> [Supplied passage]:
◆ ◆ ◆ ◆ ◆ ◆ ◆

REPORTS OF SCOTCH APPEALS IN THE HOUSE OF LORDS.

No. 117


Her Majesty's Advocate,     Appellant

v.

Francis Brown Douglas, and Others,     Respondents

JUNE 8, 1871.

Subject_Teinds — Bishops' Teinds — Augmentation — Burden of Proof —

In a process of augmentation of stipend, part of the teinds belonging to the Crown being alleged to be exempt as having been bishops' teinds before the Reformation, and appropriated to the bishop's personal use.

Held (affirming judgment), That the onus lay on the Crown to prove the fact. 1

This was an appeal against a judgment of the First Divison of the Court of Session as to a scheme of augmentation of stipend. The minister of the parish of Montrose raised a process of augmentation. The common agent prepared a statement of the teinds of the parish, in order that the augmented stipend might be allocated among the heritors in accordance with their rights, and

_________________ Footnote _________________

1 See previous report 6 Macph. 250; 40 Sc. Jur. 137. S. C. 9 Macph. H. L. 73. 43 Sc. Jur. 391.

Page: 1927

in proportion to the amount of teinds in the possession of each. The main question raised afterwards in the case was, whether the burden of the stipend should be allocated on teinds belonging to the Crown, while the teinds of the respondents and other heritors were exempted, or whether, on the contrary, the Crown teinds ought not rather to be exempted, and the burden imposed on the teinds that belong to the heritors themselves. It was admitted, that unless it could be shewn, that this was a mensal kirk, and that the Crown teinds were bishops' teinds, that is, teinds which originally belonged to a bishop, and passed to the Crown at the abolition of Episcopacy in 1689—they would not be entitled to exemption. The Court of Teinds, reversing the judgment of Lord Barcaple, held, that the teinds were not bishops' teinds. The Lord Advocate thereupon appealed.

Counsel: The Lord Advocate, and J. F. M'Lennan, for the appellant.

Sir R. Palmer Q.C., and R. Lee, for the respondents—

Lord Chancellor Hatherley (after stating the facts).—It is remarkable that the evidence should be so deficient if the fact were as alleged by the Crown, because there are, as it appears, a variety of sources of information (indeed many of them have been ransacked for the purpose of the present inquiry) with regard to the bishop's property, which might have been had recourse to, and where evidence, if it existed, might have been expected to be found, of dealings on the part of the bishop with those teinds; but there has not been produced a single grant or disposition of any kind by the bishop of Brechin with respect to them. There has not been produced a single tack or other arrangement with respect to the teinds, or any other act of ownership except with regard to those teinds which everybody admits to have been at one time the bishop's.

◆ ◆ ◆ ◆ ◆ ◆ ◆

> [Stated exercise 1]: Copy out the stretch of the records from the line containing "mdi-close-button[interactable]: ✕ <box>1725" through the line containing "toolbar-grip[interactable] <box>248 539", reproducing each line unchanged.

◆ ◆ ◆ ◆ ◆ ◆ ◆

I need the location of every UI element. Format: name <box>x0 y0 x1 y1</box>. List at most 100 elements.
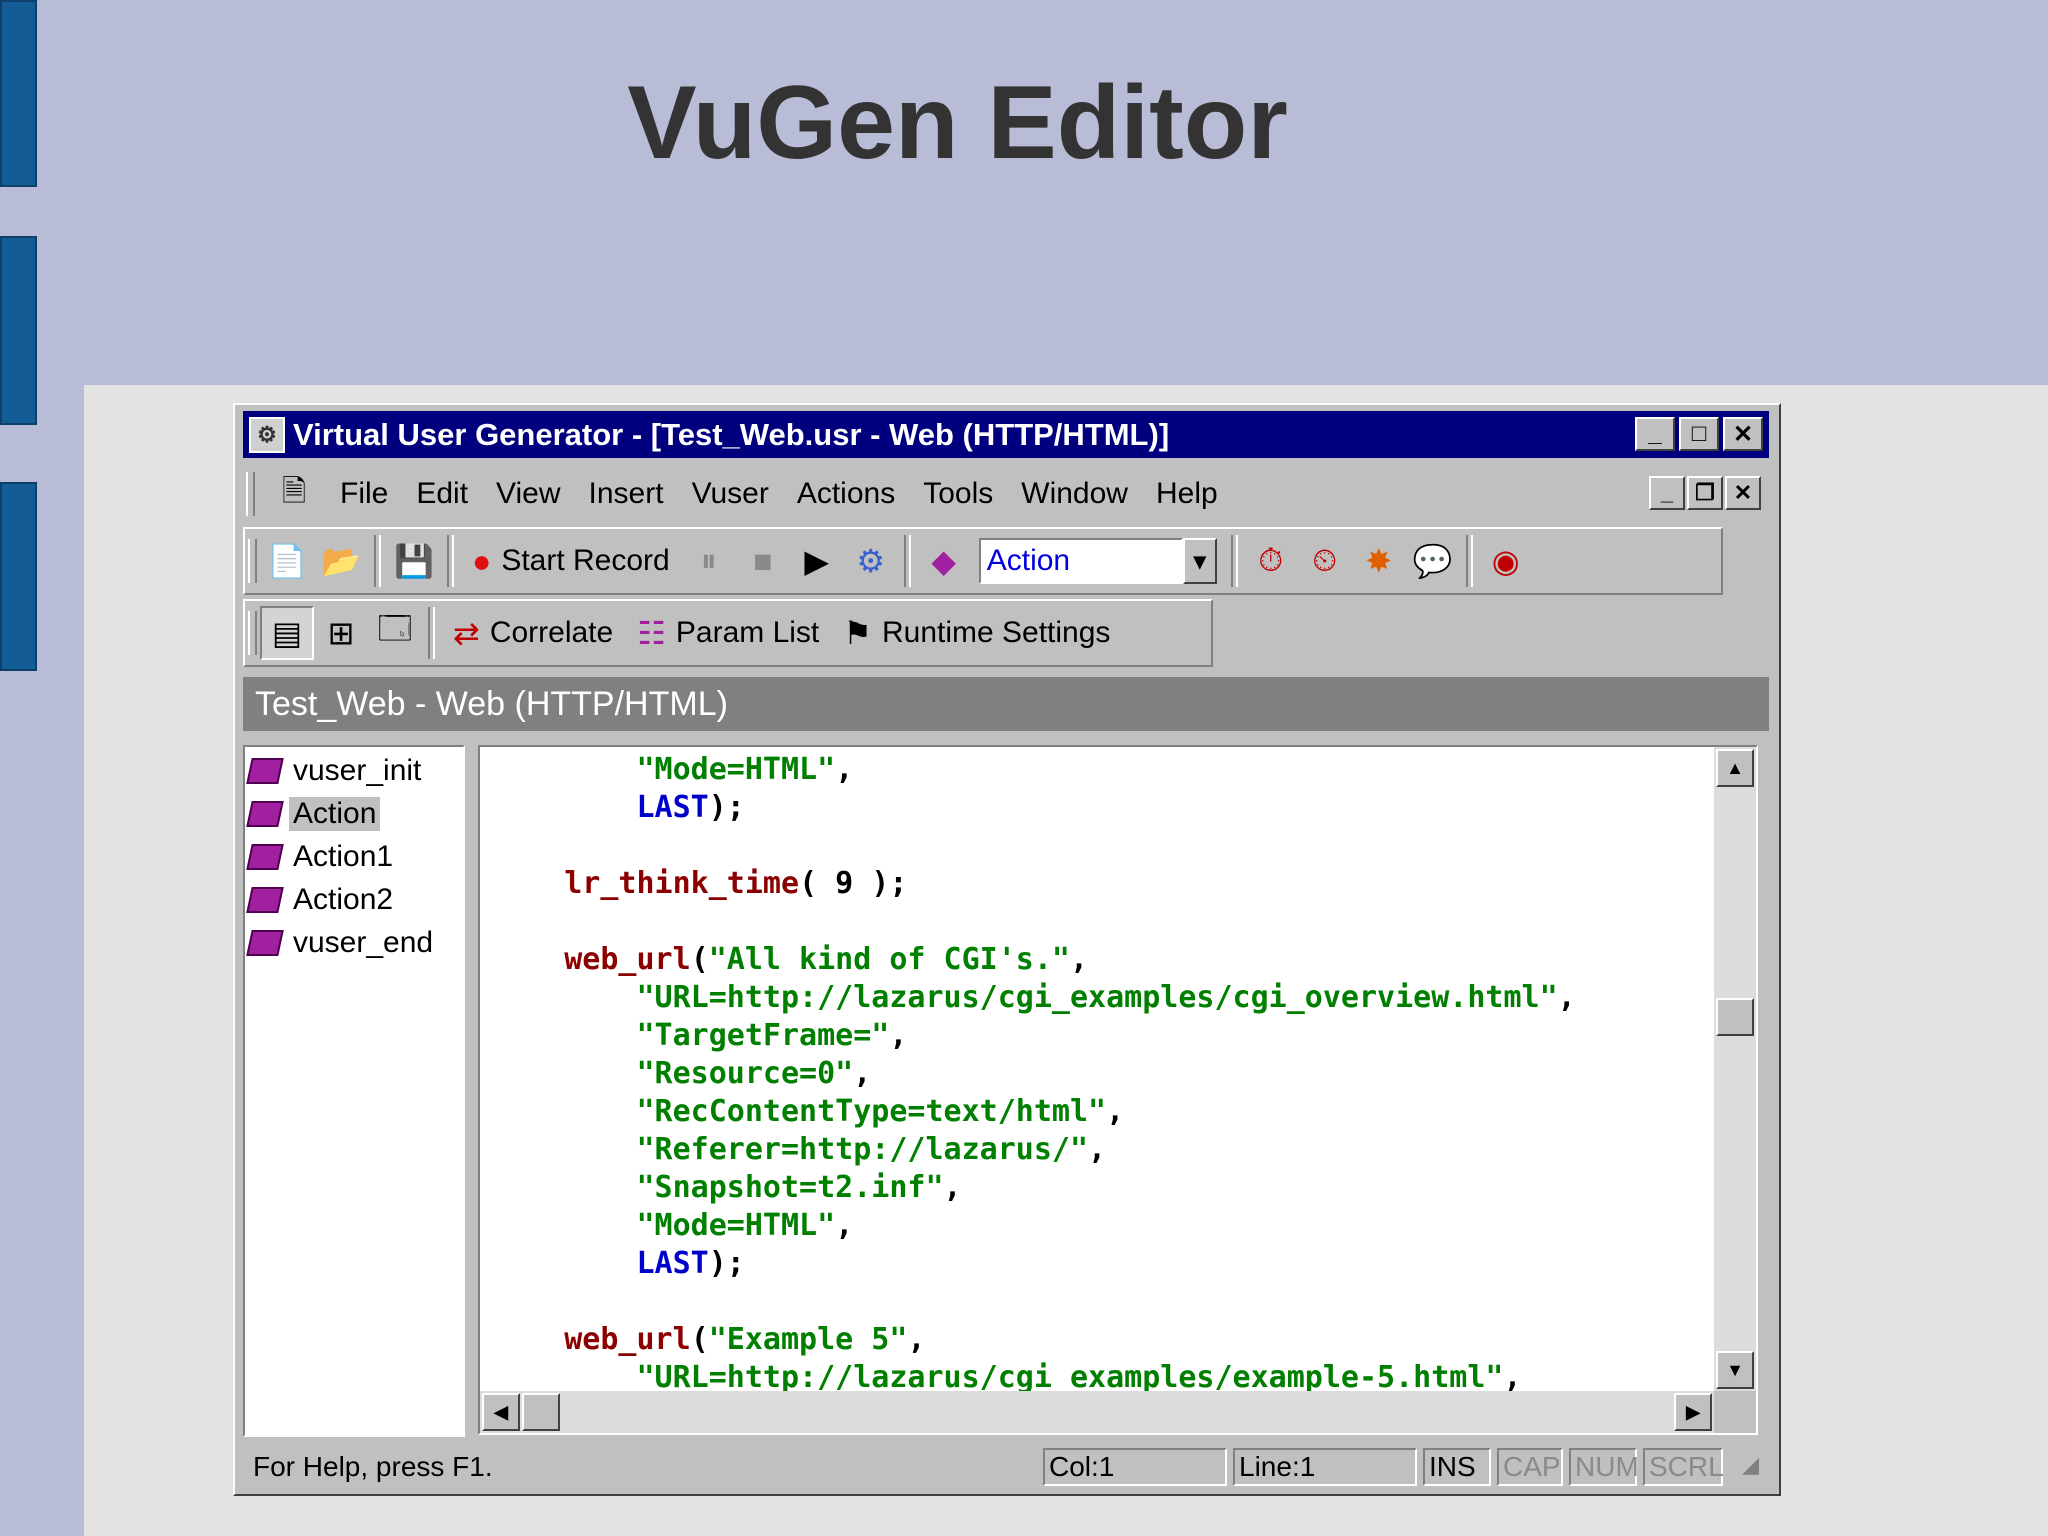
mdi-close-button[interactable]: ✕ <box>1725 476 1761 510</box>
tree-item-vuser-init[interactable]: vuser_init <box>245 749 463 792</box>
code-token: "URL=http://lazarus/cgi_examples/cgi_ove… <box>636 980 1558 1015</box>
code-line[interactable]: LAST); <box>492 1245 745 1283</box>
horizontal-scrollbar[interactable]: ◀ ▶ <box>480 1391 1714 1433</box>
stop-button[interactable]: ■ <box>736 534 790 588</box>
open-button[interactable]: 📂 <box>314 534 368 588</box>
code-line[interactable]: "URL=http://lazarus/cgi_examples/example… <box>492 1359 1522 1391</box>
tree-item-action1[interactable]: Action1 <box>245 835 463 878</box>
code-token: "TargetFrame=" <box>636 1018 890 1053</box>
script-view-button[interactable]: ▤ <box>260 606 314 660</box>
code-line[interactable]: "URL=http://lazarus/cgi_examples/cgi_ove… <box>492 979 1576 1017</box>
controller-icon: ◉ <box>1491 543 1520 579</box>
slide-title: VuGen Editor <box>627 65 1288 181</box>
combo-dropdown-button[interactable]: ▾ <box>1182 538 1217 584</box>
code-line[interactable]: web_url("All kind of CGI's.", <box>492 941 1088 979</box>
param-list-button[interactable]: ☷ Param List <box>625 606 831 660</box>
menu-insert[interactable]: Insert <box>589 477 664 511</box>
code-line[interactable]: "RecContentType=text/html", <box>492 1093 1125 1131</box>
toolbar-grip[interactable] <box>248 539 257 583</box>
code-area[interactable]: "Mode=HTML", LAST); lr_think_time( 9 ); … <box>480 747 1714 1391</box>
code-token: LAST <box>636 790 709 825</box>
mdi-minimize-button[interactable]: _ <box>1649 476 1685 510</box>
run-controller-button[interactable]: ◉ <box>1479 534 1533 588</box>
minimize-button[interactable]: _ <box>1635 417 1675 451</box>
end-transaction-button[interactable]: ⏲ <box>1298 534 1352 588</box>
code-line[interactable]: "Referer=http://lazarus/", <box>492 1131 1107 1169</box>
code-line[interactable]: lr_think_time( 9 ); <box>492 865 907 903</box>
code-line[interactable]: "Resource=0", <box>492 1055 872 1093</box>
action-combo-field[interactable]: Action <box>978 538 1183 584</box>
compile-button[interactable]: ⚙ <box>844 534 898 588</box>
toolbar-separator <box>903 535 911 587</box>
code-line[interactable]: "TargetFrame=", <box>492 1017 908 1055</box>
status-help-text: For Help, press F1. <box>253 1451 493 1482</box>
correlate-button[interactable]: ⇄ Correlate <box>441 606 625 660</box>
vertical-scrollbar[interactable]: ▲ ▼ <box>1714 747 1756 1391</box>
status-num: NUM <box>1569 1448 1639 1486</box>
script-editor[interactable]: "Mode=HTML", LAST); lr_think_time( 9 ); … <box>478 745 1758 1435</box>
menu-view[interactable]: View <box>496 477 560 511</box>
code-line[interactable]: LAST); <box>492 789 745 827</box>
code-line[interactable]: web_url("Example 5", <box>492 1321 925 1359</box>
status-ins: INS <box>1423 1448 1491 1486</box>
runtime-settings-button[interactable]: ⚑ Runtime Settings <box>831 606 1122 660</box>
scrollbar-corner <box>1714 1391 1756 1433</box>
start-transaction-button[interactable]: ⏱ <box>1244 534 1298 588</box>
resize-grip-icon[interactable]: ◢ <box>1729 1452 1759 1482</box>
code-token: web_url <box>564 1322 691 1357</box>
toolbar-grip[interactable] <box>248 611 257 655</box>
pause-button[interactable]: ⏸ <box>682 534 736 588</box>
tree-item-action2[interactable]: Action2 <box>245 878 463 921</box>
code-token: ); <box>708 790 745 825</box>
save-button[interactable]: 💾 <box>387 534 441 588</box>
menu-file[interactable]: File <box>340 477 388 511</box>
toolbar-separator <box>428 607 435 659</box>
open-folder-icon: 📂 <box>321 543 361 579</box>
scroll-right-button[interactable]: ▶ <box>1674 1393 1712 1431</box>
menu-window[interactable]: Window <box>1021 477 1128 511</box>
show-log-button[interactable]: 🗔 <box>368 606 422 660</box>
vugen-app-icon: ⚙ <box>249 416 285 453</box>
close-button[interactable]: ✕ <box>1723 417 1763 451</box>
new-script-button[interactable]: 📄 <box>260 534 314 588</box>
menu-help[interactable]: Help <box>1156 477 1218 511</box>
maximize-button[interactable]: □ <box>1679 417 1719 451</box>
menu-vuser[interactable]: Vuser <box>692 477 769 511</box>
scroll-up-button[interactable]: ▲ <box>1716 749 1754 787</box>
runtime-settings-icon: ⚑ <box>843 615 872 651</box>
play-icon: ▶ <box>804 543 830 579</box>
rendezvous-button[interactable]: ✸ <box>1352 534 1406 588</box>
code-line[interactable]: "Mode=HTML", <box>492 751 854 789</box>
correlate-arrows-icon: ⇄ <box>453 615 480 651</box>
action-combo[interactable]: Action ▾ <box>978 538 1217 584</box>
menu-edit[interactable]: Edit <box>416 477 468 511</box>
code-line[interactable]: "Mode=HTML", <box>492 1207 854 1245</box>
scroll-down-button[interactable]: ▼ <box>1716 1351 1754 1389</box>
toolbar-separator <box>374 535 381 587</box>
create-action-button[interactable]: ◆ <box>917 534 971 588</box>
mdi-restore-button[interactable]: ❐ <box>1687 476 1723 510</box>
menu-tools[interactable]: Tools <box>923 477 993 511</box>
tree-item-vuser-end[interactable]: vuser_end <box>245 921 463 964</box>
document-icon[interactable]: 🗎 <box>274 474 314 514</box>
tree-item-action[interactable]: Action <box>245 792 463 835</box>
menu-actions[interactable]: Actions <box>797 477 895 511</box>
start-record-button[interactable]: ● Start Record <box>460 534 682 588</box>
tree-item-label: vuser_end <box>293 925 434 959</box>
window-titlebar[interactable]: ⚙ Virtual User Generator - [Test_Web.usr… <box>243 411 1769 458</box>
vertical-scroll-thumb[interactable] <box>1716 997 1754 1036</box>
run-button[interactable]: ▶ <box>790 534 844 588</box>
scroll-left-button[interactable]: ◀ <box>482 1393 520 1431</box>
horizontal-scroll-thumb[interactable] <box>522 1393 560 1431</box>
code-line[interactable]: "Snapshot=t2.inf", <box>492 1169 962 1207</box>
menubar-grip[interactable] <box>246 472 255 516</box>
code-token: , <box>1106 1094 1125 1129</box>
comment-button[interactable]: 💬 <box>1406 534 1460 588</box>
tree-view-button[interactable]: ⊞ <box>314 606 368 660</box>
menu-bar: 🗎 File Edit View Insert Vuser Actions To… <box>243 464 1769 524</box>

◆ ◆ ◆ ◆ ◆ ◆ ◆

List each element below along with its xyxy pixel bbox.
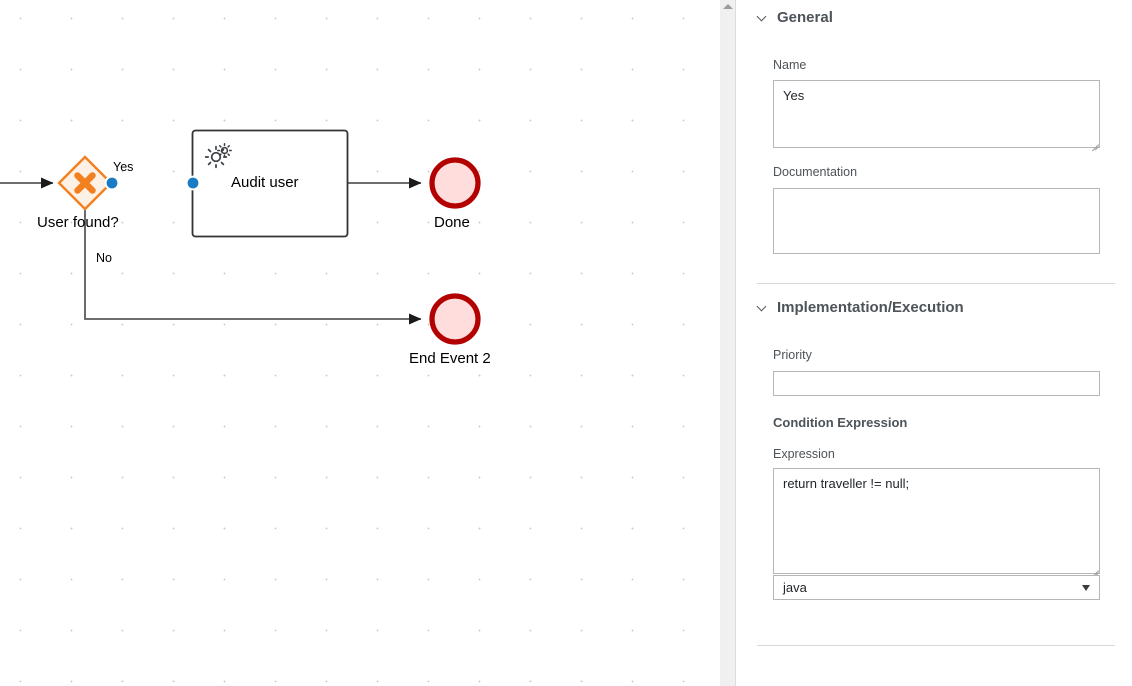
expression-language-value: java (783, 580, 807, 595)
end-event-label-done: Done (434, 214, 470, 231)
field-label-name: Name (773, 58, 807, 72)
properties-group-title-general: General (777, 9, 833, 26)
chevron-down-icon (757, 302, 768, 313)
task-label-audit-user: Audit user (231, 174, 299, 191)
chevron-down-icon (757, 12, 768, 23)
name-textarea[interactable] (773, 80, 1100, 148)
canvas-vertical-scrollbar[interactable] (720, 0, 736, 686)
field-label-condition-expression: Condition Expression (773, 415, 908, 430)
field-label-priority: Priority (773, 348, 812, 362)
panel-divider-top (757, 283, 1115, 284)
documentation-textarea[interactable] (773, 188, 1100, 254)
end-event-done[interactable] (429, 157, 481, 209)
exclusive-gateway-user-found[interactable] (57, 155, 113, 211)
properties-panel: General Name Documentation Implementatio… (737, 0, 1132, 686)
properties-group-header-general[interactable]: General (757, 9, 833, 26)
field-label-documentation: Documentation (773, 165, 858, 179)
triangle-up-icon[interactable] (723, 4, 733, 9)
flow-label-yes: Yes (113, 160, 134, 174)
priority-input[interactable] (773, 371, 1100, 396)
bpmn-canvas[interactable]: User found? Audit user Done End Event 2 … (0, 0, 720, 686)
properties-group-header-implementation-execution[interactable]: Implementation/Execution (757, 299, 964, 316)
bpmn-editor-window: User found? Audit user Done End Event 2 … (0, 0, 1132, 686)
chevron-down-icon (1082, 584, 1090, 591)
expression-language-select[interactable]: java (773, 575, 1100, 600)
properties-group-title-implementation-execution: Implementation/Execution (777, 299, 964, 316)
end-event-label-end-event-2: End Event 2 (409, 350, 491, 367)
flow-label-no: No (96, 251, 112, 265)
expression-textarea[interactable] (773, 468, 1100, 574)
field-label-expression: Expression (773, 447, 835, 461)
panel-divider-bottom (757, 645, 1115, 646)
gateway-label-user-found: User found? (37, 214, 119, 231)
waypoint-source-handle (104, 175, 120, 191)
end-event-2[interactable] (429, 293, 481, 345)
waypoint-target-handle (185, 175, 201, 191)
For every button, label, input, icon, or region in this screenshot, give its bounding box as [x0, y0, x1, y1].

◆ ◆ ◆ ◆ ◆ ◆ ◆

> [Stated exercise 2]:
Answer from the law report on the Montrose teinds appeal:
(a) On what date was the case decided?
(b) The minister of which parish raised the process of augmentation?
(c) In what year was Episcopacy abolished, according to the report?

> [Exercise response 1]:
mdi-close-button[interactable]: ✕ <box>1725 476 1761 510</box>
tree-item-vuser-init[interactable]: vuser_init <box>245 749 463 792</box>
code-token: "URL=http://lazarus/cgi_examples/cgi_ove… <box>636 980 1558 1015</box>
code-line[interactable]: LAST); <box>492 1245 745 1283</box>
horizontal-scrollbar[interactable]: ◀ ▶ <box>480 1391 1714 1433</box>
stop-button[interactable]: ■ <box>736 534 790 588</box>
open-button[interactable]: 📂 <box>314 534 368 588</box>
code-line[interactable]: "URL=http://lazarus/cgi_examples/example… <box>492 1359 1522 1391</box>
tree-item-action1[interactable]: Action1 <box>245 835 463 878</box>
code-token: "TargetFrame=" <box>636 1018 890 1053</box>
script-view-button[interactable]: ▤ <box>260 606 314 660</box>
code-line[interactable]: "URL=http://lazarus/cgi_examples/cgi_ove… <box>492 979 1576 1017</box>
controller-icon: ◉ <box>1491 543 1520 579</box>
slide-title: VuGen Editor <box>627 65 1288 181</box>
combo-dropdown-button[interactable]: ▾ <box>1182 538 1217 584</box>
code-line[interactable]: web_url("All kind of CGI's.", <box>492 941 1088 979</box>
param-list-button[interactable]: ☷ Param List <box>625 606 831 660</box>
menu-insert[interactable]: Insert <box>589 477 664 511</box>
code-line[interactable]: "RecContentType=text/html", <box>492 1093 1125 1131</box>
toolbar-grip[interactable] <box>248 539 257 583</box>

> [Exercise response 2]:
(a) June 8, 1871
(b) Montrose
(c) 1689